Entries from a dataset:
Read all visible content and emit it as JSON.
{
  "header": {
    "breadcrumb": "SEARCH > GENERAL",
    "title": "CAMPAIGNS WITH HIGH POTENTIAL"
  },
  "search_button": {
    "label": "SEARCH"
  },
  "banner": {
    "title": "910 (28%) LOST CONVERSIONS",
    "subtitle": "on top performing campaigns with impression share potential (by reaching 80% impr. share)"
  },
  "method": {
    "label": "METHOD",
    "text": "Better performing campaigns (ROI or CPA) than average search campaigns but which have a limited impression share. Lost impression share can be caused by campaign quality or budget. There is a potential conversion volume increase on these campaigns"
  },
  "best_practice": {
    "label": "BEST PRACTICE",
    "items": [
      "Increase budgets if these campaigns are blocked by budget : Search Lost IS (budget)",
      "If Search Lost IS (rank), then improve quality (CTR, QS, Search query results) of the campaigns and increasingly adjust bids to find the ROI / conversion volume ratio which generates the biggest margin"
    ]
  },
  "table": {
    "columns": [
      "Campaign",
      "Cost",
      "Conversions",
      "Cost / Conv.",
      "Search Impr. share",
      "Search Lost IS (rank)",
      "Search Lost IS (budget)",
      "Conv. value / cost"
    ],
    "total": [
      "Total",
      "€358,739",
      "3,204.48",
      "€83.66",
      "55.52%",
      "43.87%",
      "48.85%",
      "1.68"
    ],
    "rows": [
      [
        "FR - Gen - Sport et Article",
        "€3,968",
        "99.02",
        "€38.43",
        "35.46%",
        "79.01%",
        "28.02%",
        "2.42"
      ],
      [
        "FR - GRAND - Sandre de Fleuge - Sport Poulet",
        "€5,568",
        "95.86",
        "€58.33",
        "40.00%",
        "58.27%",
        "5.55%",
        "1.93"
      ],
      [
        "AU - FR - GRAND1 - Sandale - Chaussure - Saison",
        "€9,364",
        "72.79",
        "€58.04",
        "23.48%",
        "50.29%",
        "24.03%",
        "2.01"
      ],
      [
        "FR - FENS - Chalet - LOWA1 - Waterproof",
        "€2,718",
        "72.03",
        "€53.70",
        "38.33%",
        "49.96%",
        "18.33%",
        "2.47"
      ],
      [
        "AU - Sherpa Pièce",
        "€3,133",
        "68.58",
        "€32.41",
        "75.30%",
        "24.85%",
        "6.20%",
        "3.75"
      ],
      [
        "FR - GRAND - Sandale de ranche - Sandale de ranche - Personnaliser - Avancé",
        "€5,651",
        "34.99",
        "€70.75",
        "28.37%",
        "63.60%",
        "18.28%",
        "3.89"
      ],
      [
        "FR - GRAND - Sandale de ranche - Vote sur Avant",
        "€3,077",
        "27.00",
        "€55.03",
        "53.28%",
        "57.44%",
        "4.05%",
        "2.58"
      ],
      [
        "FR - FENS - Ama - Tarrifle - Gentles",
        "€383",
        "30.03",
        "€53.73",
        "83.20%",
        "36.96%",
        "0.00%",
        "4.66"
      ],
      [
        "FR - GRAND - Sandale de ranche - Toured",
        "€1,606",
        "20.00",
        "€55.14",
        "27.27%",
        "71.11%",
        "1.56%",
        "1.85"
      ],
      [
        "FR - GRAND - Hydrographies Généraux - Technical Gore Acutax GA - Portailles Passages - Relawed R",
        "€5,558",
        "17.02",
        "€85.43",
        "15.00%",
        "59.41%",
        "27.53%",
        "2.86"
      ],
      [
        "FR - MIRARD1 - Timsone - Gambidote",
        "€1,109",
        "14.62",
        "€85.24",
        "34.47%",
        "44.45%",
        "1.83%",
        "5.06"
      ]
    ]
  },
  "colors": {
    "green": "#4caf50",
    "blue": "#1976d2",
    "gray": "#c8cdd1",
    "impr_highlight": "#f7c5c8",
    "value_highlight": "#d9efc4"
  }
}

• Task brief: Going through the entries above, report how many lines include the string "rank". The number alone is the answer.

• Answer for the task: 2